Dataset records:
· · ·

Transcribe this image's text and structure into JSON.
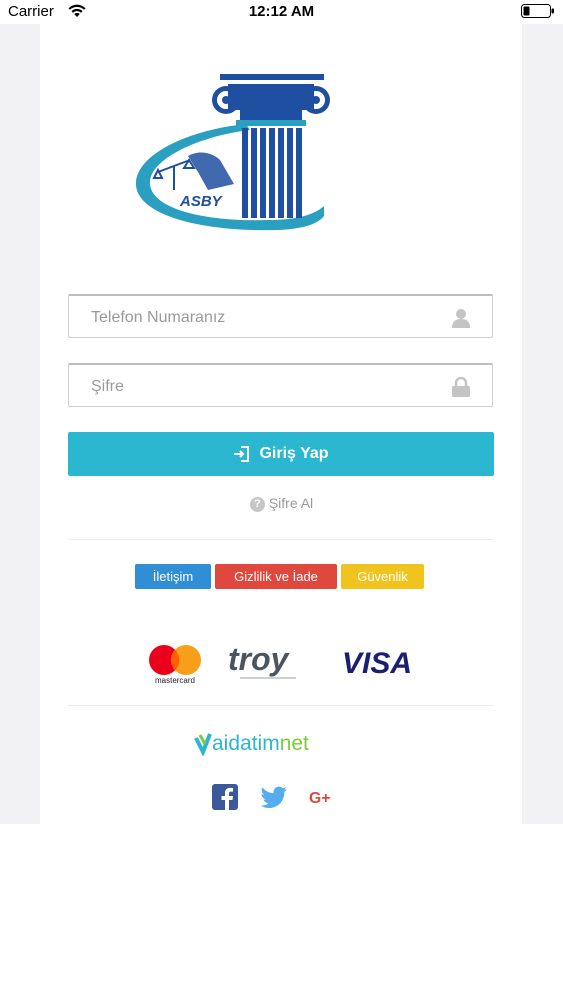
{
  "status_bar": {
    "carrier": "Carrier",
    "time": "12:12 AM"
  },
  "logo": {
    "text": "ASBY"
  },
  "login_form": {
    "phone_placeholder": "Telefon Numaranız",
    "password_placeholder": "Şifre",
    "login_label": "Giriş Yap",
    "forgot_label": "Şifre Al"
  },
  "links": {
    "contact": "İletişim",
    "privacy": "Gizlilik ve İade",
    "security": "Güvenlik"
  },
  "payment": {
    "mastercard_text": "mastercard",
    "troy_text": "troy",
    "visa_text": "VISA"
  },
  "brand": {
    "prefix": "aidatim",
    "suffix": "net"
  },
  "colors": {
    "primary": "#2bb7d0",
    "contact": "#2f8ed6",
    "privacy": "#e0483e",
    "security": "#f1c31f",
    "logo_blue": "#1f4fa0",
    "logo_teal": "#2a9fc0"
  },
  "icons": {
    "user": "user-icon",
    "lock": "lock-icon",
    "login": "sign-in-icon",
    "question": "question-circle-icon",
    "facebook": "facebook-icon",
    "twitter": "twitter-icon",
    "google_plus": "google-plus-icon"
  }
}
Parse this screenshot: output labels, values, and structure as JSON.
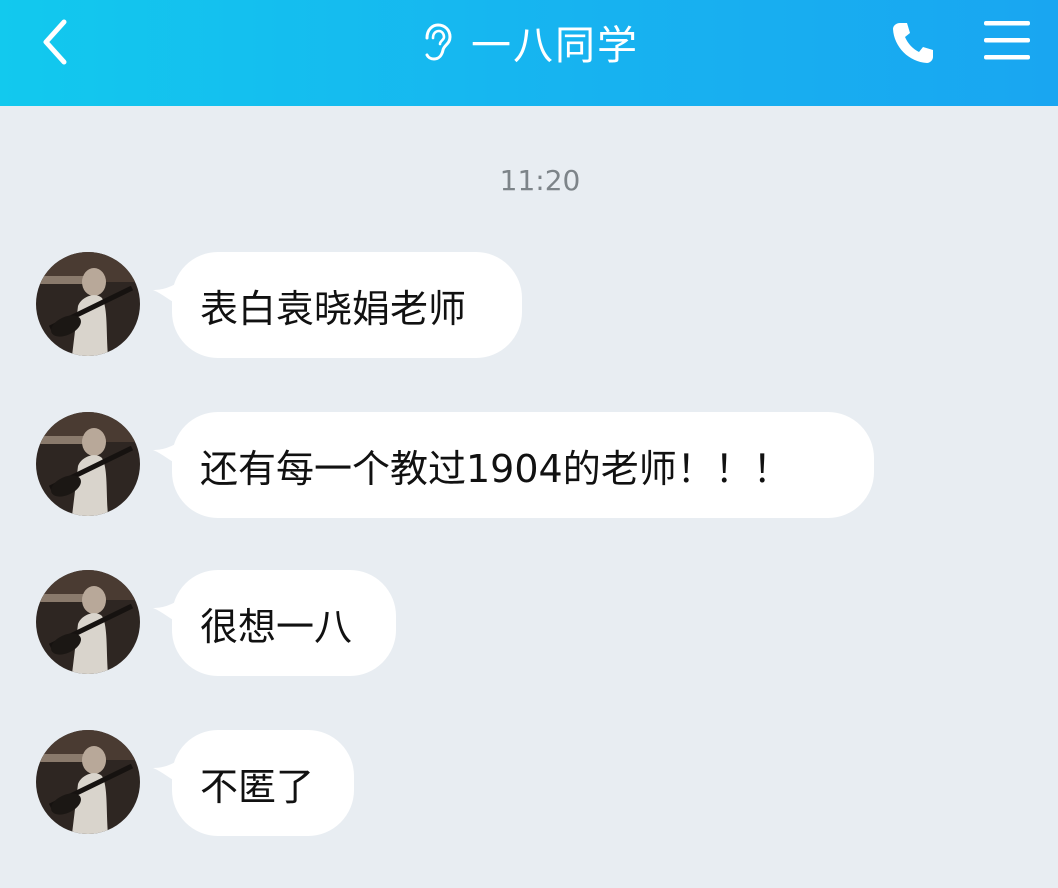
{
  "header": {
    "title": "一八同学",
    "background_start": "#12c9ee",
    "background_end": "#19a6f1",
    "icons": [
      "back-arrow-icon",
      "ear-icon",
      "phone-icon",
      "menu-icon"
    ]
  },
  "chat": {
    "timestamp": "11:20",
    "background": "#e8edf2",
    "messages": [
      {
        "text": "表白袁晓娟老师"
      },
      {
        "text": "还有每一个教过1904的老师！！！"
      },
      {
        "text": "很想一八"
      },
      {
        "text": "不匿了"
      }
    ]
  }
}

· · ·

* **Directive**
All the records above need to be given again word for word. Skip the pictures.

* **Solution to the problem**
Transcribe this image's text and structure into JSON.
{
  "status_bar": {
    "carrier": "Carrier",
    "time": "12:12 AM"
  },
  "logo": {
    "text": "ASBY"
  },
  "login_form": {
    "phone_placeholder": "Telefon Numaranız",
    "password_placeholder": "Şifre",
    "login_label": "Giriş Yap",
    "forgot_label": "Şifre Al"
  },
  "links": {
    "contact": "İletişim",
    "privacy": "Gizlilik ve İade",
    "security": "Güvenlik"
  },
  "payment": {
    "mastercard_text": "mastercard",
    "troy_text": "troy",
    "visa_text": "VISA"
  },
  "brand": {
    "prefix": "aidatim",
    "suffix": "net"
  },
  "colors": {
    "primary": "#2bb7d0",
    "contact": "#2f8ed6",
    "privacy": "#e0483e",
    "security": "#f1c31f",
    "logo_blue": "#1f4fa0",
    "logo_teal": "#2a9fc0"
  },
  "icons": {
    "user": "user-icon",
    "lock": "lock-icon",
    "login": "sign-in-icon",
    "question": "question-circle-icon",
    "facebook": "facebook-icon",
    "twitter": "twitter-icon",
    "google_plus": "google-plus-icon"
  }
}
Parse this screenshot: output labels, values, and structure as JSON.
{
  "header": {
    "title": "一八同学",
    "background_start": "#12c9ee",
    "background_end": "#19a6f1",
    "icons": [
      "back-arrow-icon",
      "ear-icon",
      "phone-icon",
      "menu-icon"
    ]
  },
  "chat": {
    "timestamp": "11:20",
    "background": "#e8edf2",
    "messages": [
      {
        "text": "表白袁晓娟老师"
      },
      {
        "text": "还有每一个教过1904的老师！！！"
      },
      {
        "text": "很想一八"
      },
      {
        "text": "不匿了"
      }
    ]
  }
}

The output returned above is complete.